COMPLETE THE FOLLOWING
1) Answer these questions about the case summary on CENVAT credit reversal:
(a) What is the case's citation?
(b) Which rule's required accounts had the applicant not maintained?
(c) In the provisional reversal formula, what does G denote?
2) Can you print everything in the case summary from "Citation:- 2013-TIOL-1181-CESTAT-MAD" down to "Credit Rules, 2004."?

SUPPLIED PASSAGE
________________________________________

Quantification of proportionate reversal and inclusion of interest amount in the formula.

Case:- SUNDARAM FINANCE LTD Vs COMMISSIONER OF CENTRAL EXCISE AND SERVICE TAX LTU, CHENNAI
 
Citation:- 2013-TIOL-1181-CESTAT-MAD
                               
Brief facts:-Applicant is a Non-Banking Financial Company, inter alia, engaged in financing purchase of commercial vehicles, cars, houses against hypothecation of such assets as also providing software solutions, business process outsourcing etc. The applicant availed the benefit of CENVAT credit scheme in respect of input services used for providing their output services some of which were taxable and some of which were exempt. Such input services related to both taxable services and exempted services. Applicant had not maintained any such accounts as required under Rule 6 (2) of Cenvat Credit Rules, 2004.
 
The dispute involved in the present appeal is about the amount of CENVAT credit to be reversed in terms of Rule 6 (3A) (b) (iii) in circumstances as stated above. This provision prescribes a formula for provisional reversal of credit during every month in respect of Cenvat credit attributable to exempted service to be reversed in such circumstances. There is another clause that is 6 (3A) (c) (iii) for finally determining the amount to be reversed at the end of every financial year. The principle underlying in both the provisions are essentially the same, though the latter makes use of final figures of a financial year. This appeal is dealing with provisional reversal for each month. Rule 6 (b) (iii) reads as under:
 
(b) the manufacturer of goods or the provider of output service shall, determine and pay, provisionally, for every month, -
 
(iii) the amount attributable to input services used in or in relation to manufacture of exempted goods [and their clearance up to the place of removal] or provision of exempted services (provisional) = (E/F) multiplied by G, where E denotes total value of exempted services provided plus the total value of exempted goods manufactured and removed during the preceding financial year, F denotes total value of [output) and exempted services provided, and total value of dutiable and exempted goods manufactured and removed, during the preceding financial year, and G denotes total CENVAT credit taken on input services during the month;
 
In the present appeal, the amount to be reversed for the period Oec'09 to Sept'10 is under dispute. There is no mention of any inputs involved in the dispute. So, it is obvious that dispute relates to input services only and Rule 6 (3A) (b) (iii) can be suitably constructed for easy understanding.

________________________________________

(Listings of boxed layout items)
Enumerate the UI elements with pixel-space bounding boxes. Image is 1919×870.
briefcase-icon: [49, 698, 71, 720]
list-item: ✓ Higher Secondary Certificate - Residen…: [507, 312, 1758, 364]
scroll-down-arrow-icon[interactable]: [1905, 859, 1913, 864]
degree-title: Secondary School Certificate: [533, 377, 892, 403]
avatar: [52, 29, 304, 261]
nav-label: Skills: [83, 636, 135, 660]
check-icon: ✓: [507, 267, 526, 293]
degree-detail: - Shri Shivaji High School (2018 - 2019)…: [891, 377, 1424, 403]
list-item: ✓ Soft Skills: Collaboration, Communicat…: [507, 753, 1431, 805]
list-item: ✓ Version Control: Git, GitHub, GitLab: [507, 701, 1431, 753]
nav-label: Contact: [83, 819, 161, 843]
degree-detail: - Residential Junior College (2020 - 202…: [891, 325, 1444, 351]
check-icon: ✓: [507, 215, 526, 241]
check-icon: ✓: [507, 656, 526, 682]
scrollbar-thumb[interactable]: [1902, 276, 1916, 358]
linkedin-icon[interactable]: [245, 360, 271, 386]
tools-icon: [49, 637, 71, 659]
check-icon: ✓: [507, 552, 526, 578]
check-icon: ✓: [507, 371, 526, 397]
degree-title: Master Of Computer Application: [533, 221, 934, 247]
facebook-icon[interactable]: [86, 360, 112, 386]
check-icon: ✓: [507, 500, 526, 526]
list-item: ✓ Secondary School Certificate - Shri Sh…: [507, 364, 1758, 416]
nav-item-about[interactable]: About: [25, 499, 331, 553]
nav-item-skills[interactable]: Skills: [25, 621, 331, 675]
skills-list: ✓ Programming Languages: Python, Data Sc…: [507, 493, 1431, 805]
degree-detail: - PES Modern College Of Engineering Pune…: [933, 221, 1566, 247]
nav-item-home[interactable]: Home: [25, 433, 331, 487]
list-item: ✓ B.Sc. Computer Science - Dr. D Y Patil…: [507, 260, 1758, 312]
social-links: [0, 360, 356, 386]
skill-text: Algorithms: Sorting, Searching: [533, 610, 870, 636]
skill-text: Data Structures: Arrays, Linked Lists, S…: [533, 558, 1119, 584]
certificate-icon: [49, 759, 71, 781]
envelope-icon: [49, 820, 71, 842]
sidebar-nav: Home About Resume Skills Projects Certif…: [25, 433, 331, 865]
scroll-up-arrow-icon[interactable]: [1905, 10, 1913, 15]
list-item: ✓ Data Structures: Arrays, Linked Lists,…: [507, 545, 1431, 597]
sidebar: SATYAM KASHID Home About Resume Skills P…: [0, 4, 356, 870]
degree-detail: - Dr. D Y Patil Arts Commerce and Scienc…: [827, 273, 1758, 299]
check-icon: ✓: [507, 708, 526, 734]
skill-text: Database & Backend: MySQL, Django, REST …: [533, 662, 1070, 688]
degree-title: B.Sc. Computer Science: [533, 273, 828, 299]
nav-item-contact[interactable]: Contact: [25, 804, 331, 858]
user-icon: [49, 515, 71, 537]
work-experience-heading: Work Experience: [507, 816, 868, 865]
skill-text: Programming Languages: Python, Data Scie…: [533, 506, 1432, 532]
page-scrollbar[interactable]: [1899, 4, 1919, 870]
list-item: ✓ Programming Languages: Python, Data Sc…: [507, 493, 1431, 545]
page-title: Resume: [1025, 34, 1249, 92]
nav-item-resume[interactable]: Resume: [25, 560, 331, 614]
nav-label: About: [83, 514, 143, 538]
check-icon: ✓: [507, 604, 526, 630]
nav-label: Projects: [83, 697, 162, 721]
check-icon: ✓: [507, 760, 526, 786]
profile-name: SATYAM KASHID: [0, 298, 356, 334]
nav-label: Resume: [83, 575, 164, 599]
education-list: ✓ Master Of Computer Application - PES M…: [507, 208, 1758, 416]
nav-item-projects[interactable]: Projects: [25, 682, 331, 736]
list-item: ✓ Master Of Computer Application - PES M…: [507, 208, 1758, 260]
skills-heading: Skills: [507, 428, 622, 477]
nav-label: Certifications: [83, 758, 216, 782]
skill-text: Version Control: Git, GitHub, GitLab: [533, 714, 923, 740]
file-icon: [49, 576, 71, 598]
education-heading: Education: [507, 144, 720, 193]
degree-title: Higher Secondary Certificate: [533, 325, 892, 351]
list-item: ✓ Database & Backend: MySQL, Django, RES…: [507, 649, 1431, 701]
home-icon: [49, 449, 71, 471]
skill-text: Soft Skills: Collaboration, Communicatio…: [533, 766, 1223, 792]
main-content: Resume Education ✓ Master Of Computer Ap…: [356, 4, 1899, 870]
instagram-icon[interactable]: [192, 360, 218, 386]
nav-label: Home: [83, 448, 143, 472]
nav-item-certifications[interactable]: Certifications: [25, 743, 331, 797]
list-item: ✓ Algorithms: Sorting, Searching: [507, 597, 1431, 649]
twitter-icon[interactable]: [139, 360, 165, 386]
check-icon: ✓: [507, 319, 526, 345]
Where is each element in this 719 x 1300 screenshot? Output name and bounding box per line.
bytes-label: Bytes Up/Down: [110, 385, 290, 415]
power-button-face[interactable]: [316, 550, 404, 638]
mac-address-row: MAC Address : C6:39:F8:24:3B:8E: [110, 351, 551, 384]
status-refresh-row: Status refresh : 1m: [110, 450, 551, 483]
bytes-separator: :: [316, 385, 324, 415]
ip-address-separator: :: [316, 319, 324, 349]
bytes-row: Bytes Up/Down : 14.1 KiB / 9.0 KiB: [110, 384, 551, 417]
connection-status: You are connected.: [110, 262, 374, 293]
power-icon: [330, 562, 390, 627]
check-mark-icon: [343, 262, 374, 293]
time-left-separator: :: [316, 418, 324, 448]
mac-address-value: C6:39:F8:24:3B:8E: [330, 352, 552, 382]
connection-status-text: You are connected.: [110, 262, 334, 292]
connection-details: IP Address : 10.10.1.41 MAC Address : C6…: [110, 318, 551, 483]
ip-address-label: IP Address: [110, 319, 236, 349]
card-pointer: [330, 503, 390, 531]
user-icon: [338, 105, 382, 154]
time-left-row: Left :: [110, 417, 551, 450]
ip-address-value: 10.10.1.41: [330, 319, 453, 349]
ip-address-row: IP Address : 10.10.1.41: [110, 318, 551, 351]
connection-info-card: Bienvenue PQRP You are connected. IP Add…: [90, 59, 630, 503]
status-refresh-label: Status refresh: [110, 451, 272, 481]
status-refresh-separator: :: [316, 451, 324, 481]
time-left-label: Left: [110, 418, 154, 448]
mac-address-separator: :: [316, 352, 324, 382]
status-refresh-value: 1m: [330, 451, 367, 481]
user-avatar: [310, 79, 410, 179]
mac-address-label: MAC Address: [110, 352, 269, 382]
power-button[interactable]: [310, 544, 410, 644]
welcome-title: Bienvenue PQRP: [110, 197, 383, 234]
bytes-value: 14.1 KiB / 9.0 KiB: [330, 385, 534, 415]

________________________________________

LIST OF SOLUTIONS
1)
(a) 2013-TIOL-1181-CESTAT-MAD
(b) Rule 6 (2) of Cenvat Credit Rules, 2004
(c) Total CENVAT credit taken on input services during the month

2)
Citation:- 2013-TIOL-1181-CESTAT-MAD
                               
Brief facts:-Applicant is a Non-Banking Financial Company, inter alia, engaged in financing purchase of commercial vehicles, cars, houses against hypothecation of such assets as also providing software solutions, business process outsourcing etc. The applicant availed the benefit of CENVAT credit scheme in respect of input services used for providing their output services some of which were taxable and some of which were exempt. Such input services related to both taxable services and exempted services. Applicant had not maintained any such accounts as required under Rule 6 (2) of Cenvat Credit Rules, 2004.